Stated goal: Where a line of the listing below includes the word "watermark", reproduce that line.

Dataset rows:
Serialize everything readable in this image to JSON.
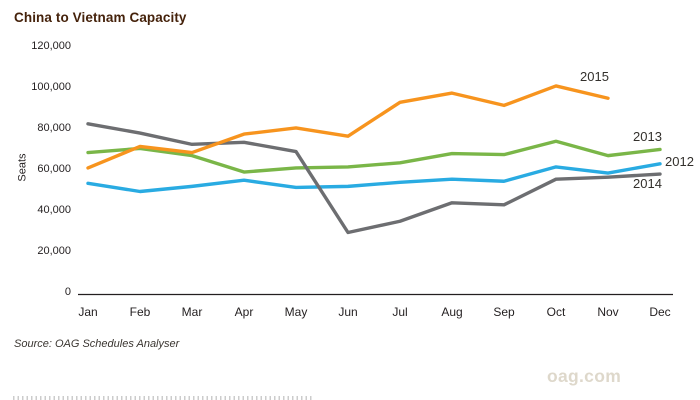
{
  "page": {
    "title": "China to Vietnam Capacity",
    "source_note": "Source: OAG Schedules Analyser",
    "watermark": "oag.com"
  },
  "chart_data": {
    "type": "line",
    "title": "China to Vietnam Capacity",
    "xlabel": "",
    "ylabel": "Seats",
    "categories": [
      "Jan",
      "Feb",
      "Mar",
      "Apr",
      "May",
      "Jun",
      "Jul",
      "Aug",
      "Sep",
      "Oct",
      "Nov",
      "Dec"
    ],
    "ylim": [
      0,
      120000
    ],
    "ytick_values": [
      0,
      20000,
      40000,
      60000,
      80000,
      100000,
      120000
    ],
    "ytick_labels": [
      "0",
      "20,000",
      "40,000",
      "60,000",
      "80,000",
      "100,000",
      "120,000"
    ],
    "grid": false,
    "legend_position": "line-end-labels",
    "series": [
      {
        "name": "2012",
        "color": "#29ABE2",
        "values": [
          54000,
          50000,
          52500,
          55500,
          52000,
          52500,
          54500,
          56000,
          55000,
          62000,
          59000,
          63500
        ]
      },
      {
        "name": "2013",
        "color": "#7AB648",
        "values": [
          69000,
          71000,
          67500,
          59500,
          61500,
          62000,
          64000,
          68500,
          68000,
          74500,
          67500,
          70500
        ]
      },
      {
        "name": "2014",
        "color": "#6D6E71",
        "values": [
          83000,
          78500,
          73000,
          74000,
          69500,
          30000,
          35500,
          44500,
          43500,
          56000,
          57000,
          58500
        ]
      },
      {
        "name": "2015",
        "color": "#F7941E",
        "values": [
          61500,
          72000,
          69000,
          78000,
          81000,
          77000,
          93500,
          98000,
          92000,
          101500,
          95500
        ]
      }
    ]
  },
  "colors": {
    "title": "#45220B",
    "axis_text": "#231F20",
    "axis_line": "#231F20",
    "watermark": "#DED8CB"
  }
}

Response to the exercise:
    "watermark": "oag.com"
    "watermark": "#DED8CB"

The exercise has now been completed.